(Dataset entries on figures)
— Begin —
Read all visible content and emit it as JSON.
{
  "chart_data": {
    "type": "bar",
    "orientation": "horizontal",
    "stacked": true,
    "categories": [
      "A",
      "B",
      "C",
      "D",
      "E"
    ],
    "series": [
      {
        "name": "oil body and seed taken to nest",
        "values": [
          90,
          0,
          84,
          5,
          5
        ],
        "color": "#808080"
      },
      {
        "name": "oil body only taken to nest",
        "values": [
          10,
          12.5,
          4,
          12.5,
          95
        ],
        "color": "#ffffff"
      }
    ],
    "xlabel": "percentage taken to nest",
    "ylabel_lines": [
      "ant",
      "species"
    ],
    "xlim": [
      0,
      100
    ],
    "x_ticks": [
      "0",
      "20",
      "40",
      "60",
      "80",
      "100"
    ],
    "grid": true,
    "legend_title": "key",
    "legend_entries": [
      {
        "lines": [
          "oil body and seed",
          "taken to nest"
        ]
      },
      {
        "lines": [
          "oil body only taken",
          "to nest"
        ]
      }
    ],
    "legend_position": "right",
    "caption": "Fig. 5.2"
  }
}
— End —
EXERCISE: Pick out lines containing the word "body", each one as written.

SOLVED PROBLEM:
        "name": "oil body and seed taken to nest",
        "name": "oil body only taken to nest",
          "oil body and seed",
          "oil body only taken",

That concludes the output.